*Work to do*
Copy only this range: the line with "Extract all readable text from this page." through the final line of the material, inclusive at both ends.

....

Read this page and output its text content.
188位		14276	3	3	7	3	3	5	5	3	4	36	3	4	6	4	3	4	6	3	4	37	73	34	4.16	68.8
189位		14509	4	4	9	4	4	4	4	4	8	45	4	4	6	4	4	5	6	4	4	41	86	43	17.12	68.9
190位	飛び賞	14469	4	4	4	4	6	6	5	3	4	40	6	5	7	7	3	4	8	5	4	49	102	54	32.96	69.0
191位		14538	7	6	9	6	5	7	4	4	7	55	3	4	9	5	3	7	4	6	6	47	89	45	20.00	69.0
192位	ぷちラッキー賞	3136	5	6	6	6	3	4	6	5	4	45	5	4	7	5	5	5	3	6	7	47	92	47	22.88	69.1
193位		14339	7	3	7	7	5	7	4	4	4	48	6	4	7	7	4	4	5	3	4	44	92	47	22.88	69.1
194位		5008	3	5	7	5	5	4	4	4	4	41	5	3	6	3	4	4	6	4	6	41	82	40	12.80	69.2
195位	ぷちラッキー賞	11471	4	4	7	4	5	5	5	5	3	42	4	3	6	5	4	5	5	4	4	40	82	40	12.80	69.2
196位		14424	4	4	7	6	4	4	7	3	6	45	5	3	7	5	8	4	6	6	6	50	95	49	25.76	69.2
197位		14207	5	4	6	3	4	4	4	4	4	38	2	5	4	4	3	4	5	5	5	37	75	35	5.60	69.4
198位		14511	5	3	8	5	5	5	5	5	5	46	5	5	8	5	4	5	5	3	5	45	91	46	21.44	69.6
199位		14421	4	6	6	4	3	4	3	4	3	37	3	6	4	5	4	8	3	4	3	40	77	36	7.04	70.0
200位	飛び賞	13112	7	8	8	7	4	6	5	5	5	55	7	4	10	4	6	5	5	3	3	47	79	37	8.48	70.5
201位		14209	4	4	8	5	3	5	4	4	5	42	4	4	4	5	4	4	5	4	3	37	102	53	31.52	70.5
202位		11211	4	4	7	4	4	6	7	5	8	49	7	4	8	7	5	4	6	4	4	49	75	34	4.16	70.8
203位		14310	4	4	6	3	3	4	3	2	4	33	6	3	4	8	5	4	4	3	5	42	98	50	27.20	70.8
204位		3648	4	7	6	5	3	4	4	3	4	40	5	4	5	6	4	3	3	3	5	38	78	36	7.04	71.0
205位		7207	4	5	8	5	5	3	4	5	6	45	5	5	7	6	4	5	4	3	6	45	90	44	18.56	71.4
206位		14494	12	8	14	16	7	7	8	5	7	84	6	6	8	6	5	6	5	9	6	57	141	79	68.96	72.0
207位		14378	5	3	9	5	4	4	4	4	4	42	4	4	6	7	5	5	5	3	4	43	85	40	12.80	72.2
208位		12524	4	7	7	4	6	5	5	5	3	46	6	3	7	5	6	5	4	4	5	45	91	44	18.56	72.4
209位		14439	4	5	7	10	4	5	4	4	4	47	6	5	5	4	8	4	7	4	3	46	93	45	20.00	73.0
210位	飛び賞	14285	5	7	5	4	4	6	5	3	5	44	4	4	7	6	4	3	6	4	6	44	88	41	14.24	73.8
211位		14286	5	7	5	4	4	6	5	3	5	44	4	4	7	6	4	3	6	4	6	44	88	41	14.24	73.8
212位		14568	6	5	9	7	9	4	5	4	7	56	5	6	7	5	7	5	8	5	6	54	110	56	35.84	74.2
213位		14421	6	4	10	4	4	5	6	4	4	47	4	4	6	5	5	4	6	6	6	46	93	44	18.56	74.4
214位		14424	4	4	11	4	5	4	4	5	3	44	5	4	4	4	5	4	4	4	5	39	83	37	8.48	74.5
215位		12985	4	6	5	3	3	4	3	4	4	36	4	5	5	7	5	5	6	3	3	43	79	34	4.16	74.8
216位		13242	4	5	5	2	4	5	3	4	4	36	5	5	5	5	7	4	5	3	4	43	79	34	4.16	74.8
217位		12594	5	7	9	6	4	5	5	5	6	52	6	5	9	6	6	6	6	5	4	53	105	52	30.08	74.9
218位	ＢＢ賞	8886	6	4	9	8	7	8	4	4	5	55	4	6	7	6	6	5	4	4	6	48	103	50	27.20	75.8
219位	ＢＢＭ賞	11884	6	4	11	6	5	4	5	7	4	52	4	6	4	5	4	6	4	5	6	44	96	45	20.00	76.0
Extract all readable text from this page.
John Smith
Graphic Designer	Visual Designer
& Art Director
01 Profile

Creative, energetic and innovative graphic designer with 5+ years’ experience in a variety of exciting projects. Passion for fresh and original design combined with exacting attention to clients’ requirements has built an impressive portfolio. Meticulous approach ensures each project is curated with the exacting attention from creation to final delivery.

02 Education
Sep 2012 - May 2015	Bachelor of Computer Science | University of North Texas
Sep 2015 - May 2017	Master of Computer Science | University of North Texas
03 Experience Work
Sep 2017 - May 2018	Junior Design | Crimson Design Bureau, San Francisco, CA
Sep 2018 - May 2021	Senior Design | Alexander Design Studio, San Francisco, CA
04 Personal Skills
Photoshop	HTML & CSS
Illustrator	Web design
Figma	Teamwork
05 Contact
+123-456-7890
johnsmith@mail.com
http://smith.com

....

*Solved exercise*
Extract all readable text from this page.
John Smith
Graphic Designer	Visual Designer
& Art Director
01 Profile

Creative, energetic and innovative graphic designer with 5+ years’ experience in a variety of exciting projects. Passion for fresh and original design combined with exacting attention to clients’ requirements has built an impressive portfolio. Meticulous approach ensures each project is curated with the exacting attention from creation to final delivery.

02 Education
Sep 2012 - May 2015	Bachelor of Computer Science | University of North Texas
Sep 2015 - May 2017	Master of Computer Science | University of North Texas
03 Experience Work
Sep 2017 - May 2018	Junior Design | Crimson Design Bureau, San Francisco, CA
Sep 2018 - May 2021	Senior Design | Alexander Design Studio, San Francisco, CA
04 Personal Skills
Photoshop	HTML & CSS
Illustrator	Web design
Figma	Teamwork
05 Contact
+123-456-7890
johnsmith@mail.com
http://smith.com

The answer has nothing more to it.